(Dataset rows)
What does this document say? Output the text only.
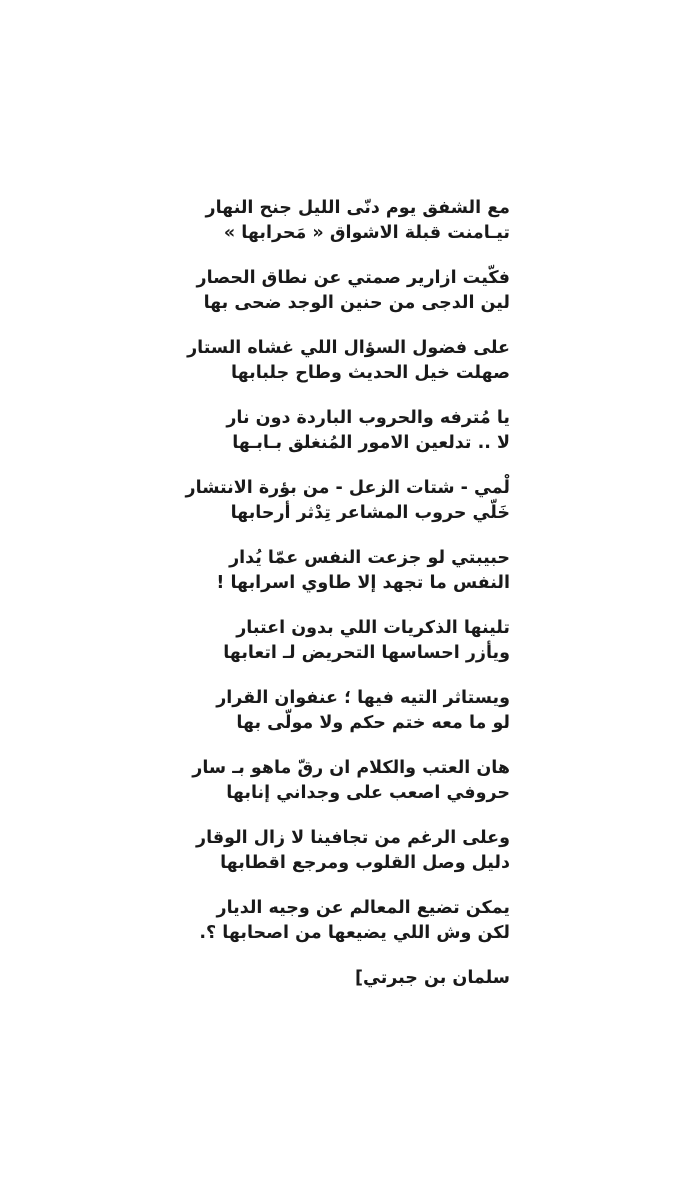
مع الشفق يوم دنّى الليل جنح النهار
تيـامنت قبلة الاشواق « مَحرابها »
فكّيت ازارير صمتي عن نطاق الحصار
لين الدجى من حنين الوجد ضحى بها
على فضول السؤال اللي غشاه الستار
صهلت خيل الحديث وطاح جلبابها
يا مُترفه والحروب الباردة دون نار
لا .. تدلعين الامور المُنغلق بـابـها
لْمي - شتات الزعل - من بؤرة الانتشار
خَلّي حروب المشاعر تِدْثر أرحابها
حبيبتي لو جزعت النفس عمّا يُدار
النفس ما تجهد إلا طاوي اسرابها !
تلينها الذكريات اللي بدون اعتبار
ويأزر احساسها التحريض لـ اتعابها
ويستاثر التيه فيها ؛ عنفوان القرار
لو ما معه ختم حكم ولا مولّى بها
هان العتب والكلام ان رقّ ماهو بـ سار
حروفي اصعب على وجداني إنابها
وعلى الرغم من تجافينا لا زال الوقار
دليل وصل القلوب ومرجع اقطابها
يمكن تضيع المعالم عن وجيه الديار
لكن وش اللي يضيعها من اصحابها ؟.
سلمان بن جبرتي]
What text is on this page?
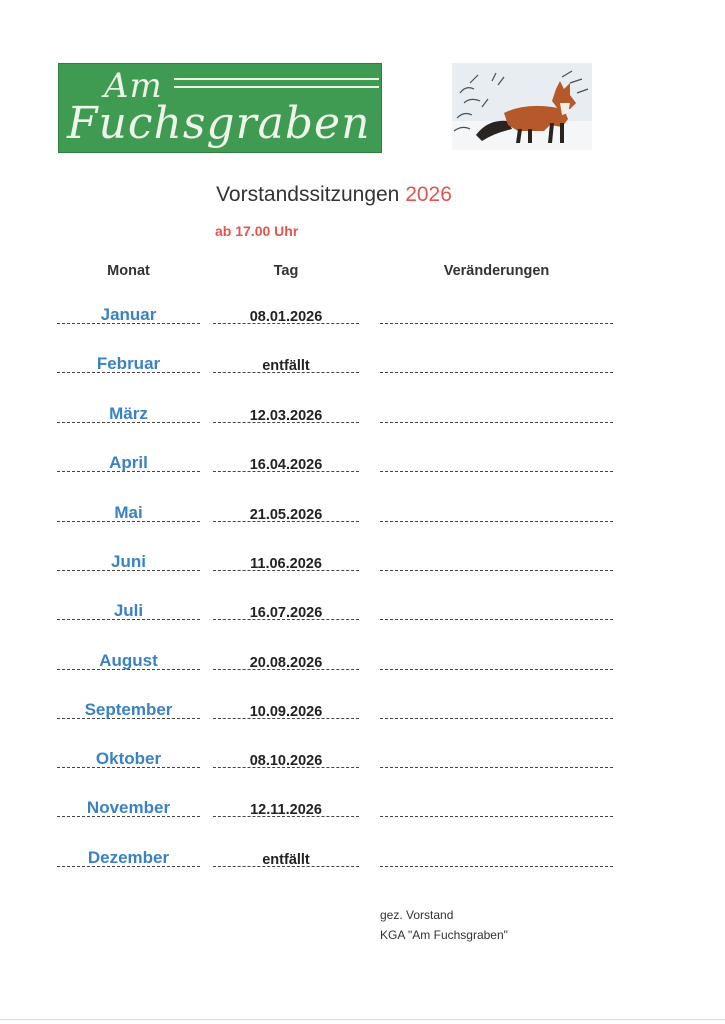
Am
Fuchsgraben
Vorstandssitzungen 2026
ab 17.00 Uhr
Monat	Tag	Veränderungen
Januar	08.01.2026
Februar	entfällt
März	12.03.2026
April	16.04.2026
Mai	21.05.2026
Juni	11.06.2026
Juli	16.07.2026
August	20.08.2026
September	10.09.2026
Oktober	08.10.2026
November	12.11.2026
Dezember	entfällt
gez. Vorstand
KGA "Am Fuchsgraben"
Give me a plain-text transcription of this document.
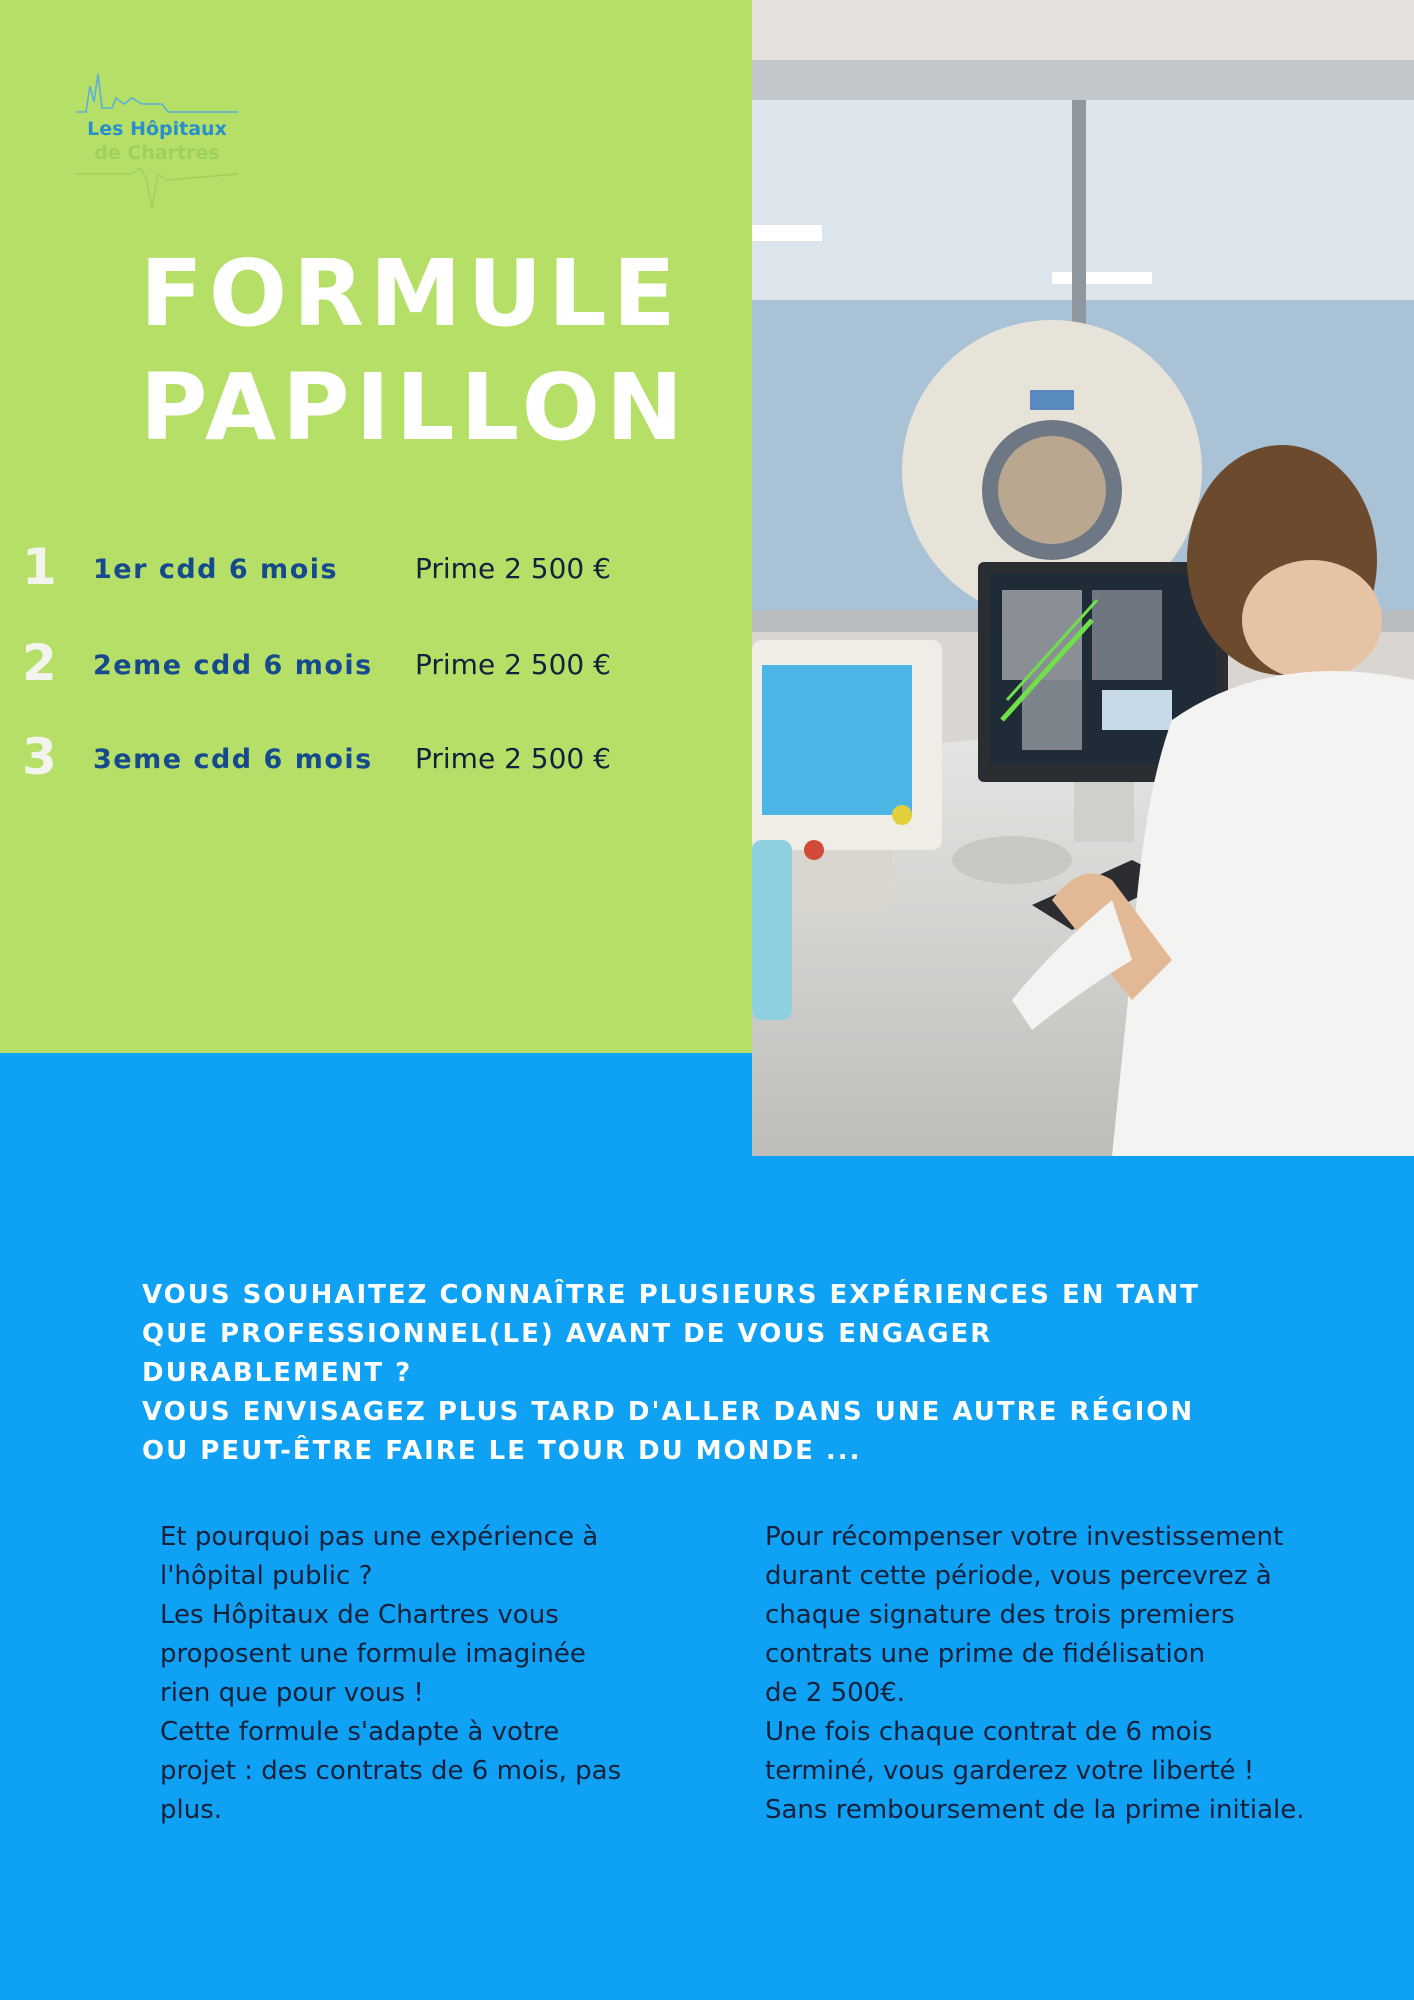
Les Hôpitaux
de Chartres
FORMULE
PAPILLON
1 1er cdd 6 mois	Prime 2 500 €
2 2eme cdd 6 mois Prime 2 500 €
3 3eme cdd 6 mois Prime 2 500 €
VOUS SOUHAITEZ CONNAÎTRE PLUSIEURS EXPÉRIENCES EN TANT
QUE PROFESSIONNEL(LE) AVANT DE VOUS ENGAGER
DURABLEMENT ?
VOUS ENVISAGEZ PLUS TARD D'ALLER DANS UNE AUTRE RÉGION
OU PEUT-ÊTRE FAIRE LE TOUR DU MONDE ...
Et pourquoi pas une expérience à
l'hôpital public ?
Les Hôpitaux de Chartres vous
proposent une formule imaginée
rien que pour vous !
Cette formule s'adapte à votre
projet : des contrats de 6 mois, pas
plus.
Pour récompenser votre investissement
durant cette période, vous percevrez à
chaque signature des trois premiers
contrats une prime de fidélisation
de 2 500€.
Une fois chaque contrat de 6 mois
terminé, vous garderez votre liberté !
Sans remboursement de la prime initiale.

## Direction
Scan the entries above. Copy each line that has the string "What".

## Answer for the task
What does this document say? Output the text only.
What text is on this page?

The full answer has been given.